Your task
Go through the material below and copy each line where the word "nous" appears.

··· Given data ···

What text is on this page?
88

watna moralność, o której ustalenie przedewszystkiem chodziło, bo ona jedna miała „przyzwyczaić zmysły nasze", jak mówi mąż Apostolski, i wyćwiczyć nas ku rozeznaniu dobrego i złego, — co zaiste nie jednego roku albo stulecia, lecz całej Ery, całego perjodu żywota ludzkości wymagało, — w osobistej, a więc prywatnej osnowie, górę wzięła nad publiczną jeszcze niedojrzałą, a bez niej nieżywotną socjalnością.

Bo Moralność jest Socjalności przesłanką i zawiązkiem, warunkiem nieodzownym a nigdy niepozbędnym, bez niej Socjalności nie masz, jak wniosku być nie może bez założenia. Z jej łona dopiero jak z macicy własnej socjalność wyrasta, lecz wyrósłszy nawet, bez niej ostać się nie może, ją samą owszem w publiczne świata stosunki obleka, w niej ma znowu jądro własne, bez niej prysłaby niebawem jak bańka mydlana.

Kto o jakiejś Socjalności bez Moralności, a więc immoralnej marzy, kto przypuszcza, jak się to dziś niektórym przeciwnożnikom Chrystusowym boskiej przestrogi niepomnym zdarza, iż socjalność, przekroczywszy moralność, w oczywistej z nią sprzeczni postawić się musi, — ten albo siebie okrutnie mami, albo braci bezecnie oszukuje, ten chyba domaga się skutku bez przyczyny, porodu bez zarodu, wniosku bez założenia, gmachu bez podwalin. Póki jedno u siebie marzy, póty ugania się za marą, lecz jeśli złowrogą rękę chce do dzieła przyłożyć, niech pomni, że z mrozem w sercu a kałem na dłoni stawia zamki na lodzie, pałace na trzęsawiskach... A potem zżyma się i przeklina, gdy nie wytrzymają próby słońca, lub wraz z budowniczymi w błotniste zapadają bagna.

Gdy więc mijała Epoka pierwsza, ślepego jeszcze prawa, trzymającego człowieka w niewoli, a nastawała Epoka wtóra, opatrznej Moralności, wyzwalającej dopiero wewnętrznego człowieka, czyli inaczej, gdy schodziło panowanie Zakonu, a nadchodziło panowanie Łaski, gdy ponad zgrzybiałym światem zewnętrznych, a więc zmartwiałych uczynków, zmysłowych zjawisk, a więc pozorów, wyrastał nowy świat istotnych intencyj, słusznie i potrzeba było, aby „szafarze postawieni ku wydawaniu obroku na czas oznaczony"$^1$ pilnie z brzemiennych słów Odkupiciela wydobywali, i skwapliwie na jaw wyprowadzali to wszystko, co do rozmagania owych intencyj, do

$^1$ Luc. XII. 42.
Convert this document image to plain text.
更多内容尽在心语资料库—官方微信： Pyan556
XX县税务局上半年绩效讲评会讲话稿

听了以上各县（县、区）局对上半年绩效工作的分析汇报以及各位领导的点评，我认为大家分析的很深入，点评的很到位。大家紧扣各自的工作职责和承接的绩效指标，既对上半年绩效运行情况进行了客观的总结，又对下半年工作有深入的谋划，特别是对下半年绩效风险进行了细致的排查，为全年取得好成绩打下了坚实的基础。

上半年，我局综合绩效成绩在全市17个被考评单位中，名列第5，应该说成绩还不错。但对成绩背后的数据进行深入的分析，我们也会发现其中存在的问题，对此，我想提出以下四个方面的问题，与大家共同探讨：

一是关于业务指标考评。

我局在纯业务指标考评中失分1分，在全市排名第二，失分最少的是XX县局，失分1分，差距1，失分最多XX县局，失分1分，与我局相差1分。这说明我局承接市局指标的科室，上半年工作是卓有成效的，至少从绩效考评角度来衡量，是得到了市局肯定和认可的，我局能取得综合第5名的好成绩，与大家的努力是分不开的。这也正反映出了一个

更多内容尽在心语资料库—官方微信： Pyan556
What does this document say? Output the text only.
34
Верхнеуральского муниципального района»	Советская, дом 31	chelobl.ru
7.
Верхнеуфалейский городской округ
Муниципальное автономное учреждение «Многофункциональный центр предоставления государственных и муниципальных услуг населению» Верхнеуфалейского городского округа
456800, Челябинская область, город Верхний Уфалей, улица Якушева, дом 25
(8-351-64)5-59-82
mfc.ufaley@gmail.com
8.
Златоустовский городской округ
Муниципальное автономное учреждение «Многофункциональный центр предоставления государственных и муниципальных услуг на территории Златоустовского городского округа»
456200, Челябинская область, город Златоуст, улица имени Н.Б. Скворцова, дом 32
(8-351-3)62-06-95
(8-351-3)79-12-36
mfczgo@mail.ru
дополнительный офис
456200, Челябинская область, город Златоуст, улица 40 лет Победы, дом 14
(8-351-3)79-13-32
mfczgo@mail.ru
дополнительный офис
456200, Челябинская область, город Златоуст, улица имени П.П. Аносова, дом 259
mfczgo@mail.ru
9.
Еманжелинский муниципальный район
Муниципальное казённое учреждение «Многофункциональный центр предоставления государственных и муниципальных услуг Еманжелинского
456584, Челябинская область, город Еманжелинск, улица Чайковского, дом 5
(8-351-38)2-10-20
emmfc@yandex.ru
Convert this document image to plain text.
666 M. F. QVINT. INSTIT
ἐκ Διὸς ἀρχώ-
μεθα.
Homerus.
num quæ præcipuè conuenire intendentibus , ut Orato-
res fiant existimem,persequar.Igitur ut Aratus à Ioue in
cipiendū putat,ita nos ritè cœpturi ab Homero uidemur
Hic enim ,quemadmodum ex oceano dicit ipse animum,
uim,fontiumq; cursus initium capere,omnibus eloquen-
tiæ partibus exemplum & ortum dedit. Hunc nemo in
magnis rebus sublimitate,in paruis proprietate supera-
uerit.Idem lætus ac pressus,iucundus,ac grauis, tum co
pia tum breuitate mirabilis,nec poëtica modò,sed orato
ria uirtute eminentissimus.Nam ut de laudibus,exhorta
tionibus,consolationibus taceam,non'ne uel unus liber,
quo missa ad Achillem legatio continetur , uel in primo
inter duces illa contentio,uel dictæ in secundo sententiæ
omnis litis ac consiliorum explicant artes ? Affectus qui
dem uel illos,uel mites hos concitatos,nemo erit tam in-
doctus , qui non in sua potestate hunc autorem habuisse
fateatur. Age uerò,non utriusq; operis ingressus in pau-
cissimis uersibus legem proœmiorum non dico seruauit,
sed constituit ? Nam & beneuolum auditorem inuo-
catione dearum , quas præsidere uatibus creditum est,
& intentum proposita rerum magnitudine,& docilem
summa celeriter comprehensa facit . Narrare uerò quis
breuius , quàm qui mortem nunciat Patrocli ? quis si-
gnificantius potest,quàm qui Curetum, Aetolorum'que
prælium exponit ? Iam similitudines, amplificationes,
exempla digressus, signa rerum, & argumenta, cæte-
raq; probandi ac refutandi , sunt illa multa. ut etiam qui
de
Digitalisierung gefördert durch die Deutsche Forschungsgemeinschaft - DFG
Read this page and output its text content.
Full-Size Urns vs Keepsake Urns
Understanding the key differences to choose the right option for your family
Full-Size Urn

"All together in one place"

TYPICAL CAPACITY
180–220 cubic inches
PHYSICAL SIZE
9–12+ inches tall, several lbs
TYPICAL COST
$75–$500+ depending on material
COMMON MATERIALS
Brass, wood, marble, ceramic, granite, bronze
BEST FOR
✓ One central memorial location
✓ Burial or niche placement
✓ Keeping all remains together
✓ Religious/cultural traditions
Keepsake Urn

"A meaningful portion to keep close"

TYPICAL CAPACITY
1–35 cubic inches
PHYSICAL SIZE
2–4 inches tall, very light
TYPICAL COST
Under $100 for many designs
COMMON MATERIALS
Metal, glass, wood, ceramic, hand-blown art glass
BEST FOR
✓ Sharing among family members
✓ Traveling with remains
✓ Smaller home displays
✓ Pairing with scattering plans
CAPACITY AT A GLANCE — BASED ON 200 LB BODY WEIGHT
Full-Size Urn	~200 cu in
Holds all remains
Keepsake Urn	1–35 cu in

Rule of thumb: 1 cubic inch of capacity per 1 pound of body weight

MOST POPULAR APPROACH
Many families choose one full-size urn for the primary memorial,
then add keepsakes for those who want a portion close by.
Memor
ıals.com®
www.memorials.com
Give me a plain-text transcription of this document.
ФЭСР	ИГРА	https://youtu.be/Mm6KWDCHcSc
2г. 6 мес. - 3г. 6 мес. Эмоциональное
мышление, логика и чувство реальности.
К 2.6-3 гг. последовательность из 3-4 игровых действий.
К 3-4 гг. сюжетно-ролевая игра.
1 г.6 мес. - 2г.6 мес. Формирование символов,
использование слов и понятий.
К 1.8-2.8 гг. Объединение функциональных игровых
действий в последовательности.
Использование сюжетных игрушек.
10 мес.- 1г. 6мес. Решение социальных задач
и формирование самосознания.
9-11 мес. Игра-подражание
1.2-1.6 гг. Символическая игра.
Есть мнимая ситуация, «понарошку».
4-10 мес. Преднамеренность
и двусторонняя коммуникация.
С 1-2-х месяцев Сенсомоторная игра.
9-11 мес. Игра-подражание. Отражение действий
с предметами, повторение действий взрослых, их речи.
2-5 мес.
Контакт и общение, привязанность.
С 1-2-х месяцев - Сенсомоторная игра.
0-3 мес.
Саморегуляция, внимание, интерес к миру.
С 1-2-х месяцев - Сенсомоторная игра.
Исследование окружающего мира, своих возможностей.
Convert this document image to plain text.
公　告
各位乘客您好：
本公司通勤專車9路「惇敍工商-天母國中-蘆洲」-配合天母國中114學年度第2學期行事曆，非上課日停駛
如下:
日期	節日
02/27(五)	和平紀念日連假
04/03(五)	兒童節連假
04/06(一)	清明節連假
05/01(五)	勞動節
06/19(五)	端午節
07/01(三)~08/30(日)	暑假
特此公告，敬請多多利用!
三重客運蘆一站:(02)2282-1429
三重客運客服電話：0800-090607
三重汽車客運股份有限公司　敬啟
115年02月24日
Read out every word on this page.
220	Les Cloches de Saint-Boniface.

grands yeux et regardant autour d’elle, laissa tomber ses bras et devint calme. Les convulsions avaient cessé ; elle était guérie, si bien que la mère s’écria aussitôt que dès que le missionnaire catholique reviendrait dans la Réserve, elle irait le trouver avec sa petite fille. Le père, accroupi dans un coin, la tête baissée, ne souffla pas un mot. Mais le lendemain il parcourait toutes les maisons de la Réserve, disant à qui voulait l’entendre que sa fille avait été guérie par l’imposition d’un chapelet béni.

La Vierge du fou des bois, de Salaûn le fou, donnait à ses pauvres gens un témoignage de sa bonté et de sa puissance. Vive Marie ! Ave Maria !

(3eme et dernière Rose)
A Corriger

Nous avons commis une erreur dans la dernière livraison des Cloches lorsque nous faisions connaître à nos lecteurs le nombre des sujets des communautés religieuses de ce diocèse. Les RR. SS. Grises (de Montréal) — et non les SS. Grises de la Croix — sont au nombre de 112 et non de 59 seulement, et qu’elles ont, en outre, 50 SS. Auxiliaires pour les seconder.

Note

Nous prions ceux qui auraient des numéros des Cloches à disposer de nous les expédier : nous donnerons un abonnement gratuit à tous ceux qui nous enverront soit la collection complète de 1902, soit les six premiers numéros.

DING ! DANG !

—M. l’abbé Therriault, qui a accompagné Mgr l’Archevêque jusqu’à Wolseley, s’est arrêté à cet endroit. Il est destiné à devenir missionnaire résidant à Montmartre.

···

Reply
Nous avons commis une erreur dans la dernière livraison des Cloches lorsque nous faisions connaître à nos lecteurs le nombre des sujets des communautés religieuses de ce diocèse. Les RR. SS. Grises (de Montréal) — et non les SS. Grises de la Croix — sont au nombre de 112 et non de 59 seulement, et qu’elles ont, en outre, 50 SS. Auxiliaires pour les seconder.
Nous prions ceux qui auraient des numéros des Cloches à disposer de nous les expédier : nous donnerons un abonnement gratuit à tous ceux qui nous enverront soit la collection complète de 1902, soit les six premiers numéros.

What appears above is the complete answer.